A run of records
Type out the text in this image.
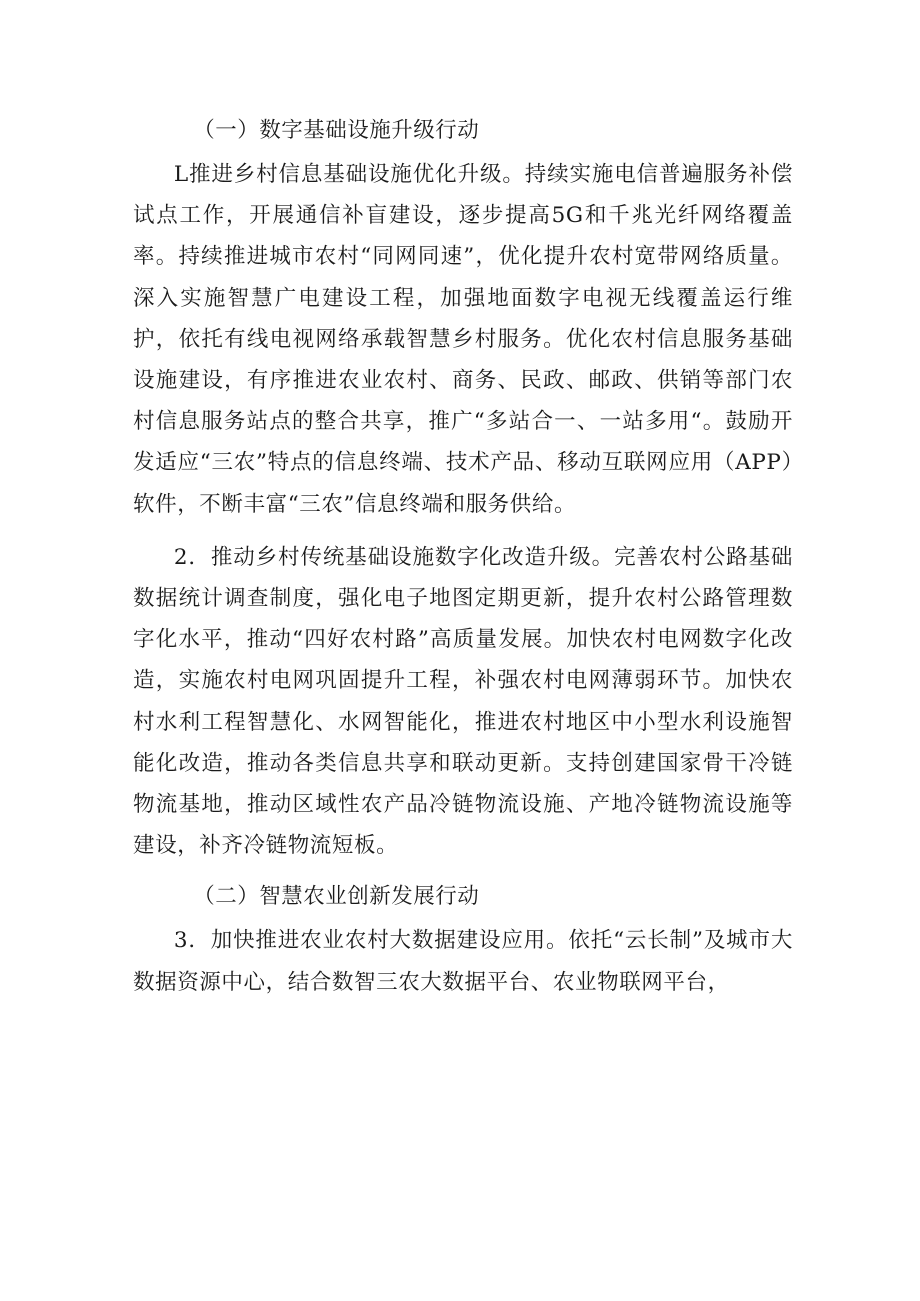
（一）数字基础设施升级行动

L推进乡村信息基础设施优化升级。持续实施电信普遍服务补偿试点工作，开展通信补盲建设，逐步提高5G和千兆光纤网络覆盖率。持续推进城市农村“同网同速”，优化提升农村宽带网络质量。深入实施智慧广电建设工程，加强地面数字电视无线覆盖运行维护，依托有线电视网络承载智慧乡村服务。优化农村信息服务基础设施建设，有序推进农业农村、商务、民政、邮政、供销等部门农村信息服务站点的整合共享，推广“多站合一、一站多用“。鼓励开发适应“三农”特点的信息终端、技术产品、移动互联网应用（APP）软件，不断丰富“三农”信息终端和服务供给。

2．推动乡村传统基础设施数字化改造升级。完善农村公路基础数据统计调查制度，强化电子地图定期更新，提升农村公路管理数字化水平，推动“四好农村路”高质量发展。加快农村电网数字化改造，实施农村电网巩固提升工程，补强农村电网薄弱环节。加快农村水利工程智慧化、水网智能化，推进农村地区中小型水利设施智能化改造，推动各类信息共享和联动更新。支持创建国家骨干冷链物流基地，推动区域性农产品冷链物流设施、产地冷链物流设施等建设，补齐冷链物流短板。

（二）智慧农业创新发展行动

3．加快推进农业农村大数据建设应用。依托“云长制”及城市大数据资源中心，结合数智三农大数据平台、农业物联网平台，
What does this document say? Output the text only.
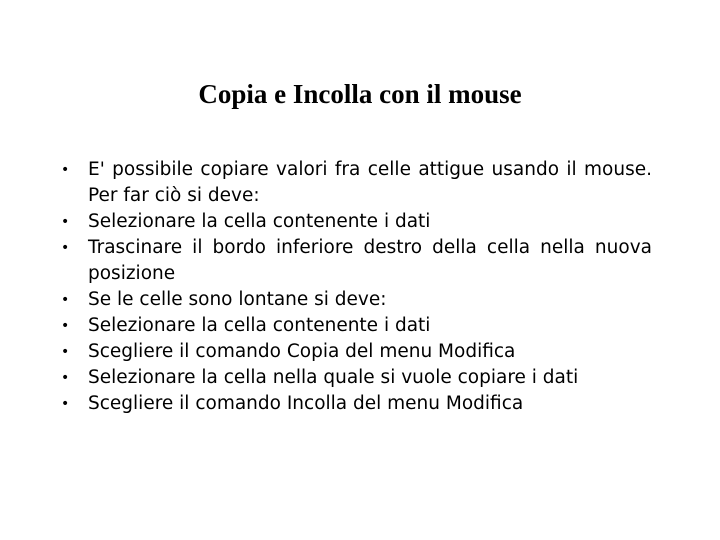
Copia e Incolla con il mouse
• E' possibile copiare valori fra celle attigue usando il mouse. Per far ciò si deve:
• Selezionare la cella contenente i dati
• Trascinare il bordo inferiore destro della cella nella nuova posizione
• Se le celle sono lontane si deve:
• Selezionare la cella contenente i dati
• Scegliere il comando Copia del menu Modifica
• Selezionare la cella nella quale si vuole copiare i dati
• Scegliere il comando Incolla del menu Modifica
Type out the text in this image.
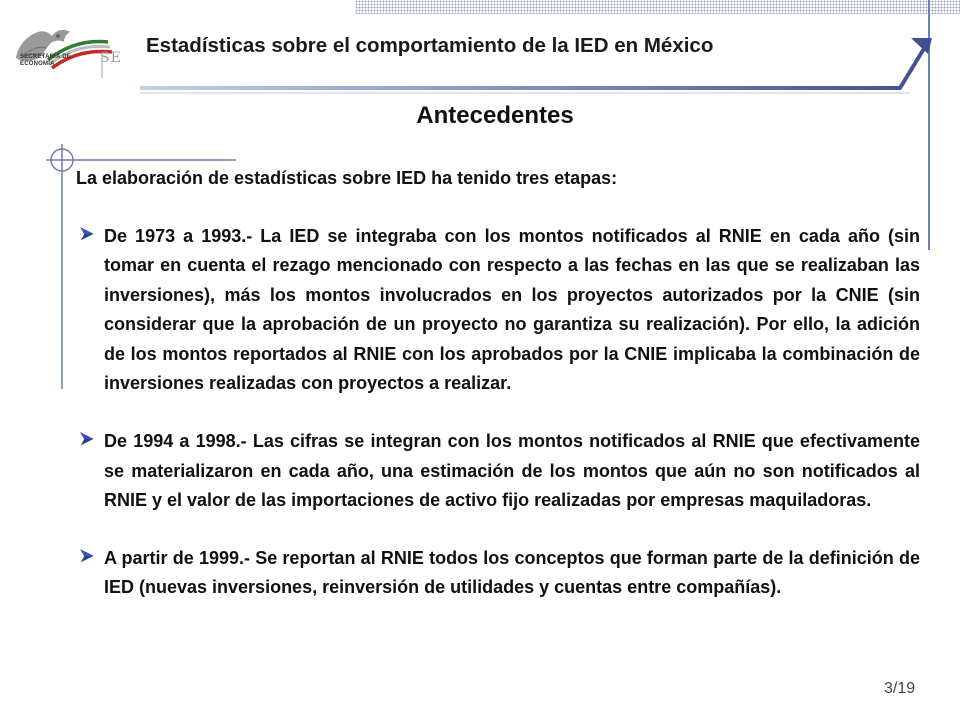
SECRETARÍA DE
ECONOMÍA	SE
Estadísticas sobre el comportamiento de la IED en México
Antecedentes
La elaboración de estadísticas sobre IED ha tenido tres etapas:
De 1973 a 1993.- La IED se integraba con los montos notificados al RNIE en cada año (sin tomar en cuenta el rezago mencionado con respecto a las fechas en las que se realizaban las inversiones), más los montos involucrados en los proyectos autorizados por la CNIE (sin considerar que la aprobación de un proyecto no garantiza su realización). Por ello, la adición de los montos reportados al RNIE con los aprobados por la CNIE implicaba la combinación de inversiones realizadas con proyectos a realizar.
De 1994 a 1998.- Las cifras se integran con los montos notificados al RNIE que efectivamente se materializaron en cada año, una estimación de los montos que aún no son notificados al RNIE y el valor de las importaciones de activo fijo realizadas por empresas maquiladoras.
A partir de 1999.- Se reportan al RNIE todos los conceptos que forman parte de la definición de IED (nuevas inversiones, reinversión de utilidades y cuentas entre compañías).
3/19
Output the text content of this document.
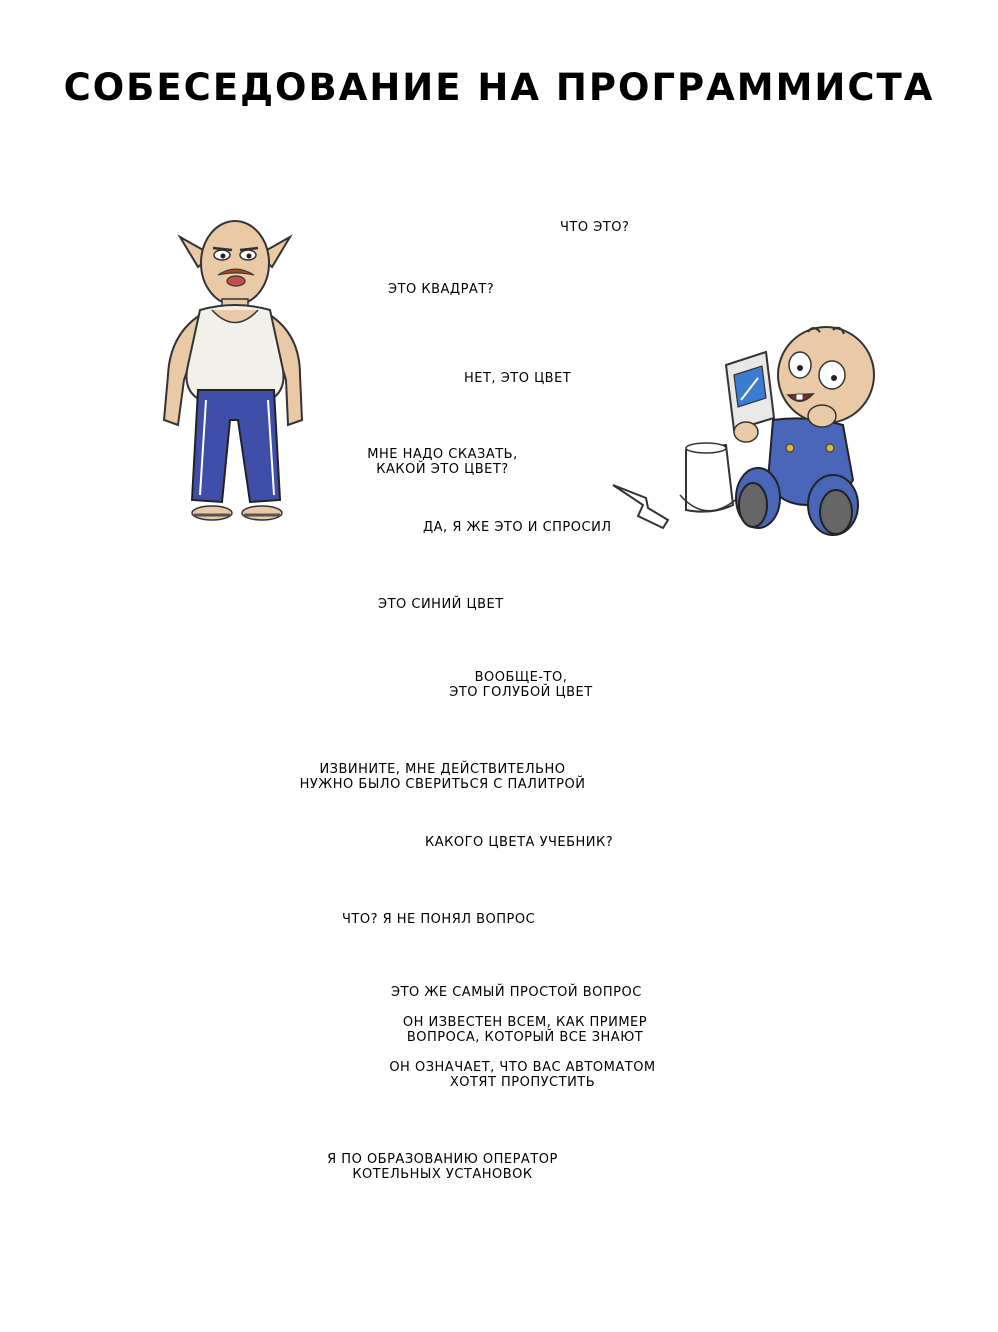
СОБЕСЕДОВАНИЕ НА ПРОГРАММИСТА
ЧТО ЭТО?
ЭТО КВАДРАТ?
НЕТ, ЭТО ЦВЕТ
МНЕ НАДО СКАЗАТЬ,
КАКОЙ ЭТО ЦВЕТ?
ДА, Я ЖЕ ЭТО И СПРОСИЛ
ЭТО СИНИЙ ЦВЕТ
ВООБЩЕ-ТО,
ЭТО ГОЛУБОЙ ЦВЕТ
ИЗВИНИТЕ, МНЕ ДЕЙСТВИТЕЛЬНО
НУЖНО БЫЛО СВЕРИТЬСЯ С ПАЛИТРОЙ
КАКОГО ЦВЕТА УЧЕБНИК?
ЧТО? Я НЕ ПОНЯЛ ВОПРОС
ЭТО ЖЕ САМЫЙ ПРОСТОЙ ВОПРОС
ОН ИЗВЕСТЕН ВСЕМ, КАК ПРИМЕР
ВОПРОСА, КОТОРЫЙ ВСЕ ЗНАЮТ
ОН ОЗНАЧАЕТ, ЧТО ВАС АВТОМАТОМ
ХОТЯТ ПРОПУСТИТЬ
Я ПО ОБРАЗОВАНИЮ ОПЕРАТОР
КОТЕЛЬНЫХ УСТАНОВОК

> **YOUR TASK**
From the line containing "Output the text content of this document." down to the final line of the listing above, write out only those lines exactly as they are, minus the pictures.

> **EXERCISE RESPONSE**
Output the text content of this document.
СОБЕСЕДОВАНИЕ НА ПРОГРАММИСТА
ЧТО ЭТО?
ЭТО КВАДРАТ?
НЕТ, ЭТО ЦВЕТ
МНЕ НАДО СКАЗАТЬ,
КАКОЙ ЭТО ЦВЕТ?
ДА, Я ЖЕ ЭТО И СПРОСИЛ
ЭТО СИНИЙ ЦВЕТ
ВООБЩЕ-ТО,
ЭТО ГОЛУБОЙ ЦВЕТ
ИЗВИНИТЕ, МНЕ ДЕЙСТВИТЕЛЬНО
НУЖНО БЫЛО СВЕРИТЬСЯ С ПАЛИТРОЙ
КАКОГО ЦВЕТА УЧЕБНИК?
ЧТО? Я НЕ ПОНЯЛ ВОПРОС
ЭТО ЖЕ САМЫЙ ПРОСТОЙ ВОПРОС
ОН ИЗВЕСТЕН ВСЕМ, КАК ПРИМЕР
ВОПРОСА, КОТОРЫЙ ВСЕ ЗНАЮТ
ОН ОЗНАЧАЕТ, ЧТО ВАС АВТОМАТОМ
ХОТЯТ ПРОПУСТИТЬ
Я ПО ОБРАЗОВАНИЮ ОПЕРАТОР
КОТЕЛЬНЫХ УСТАНОВОК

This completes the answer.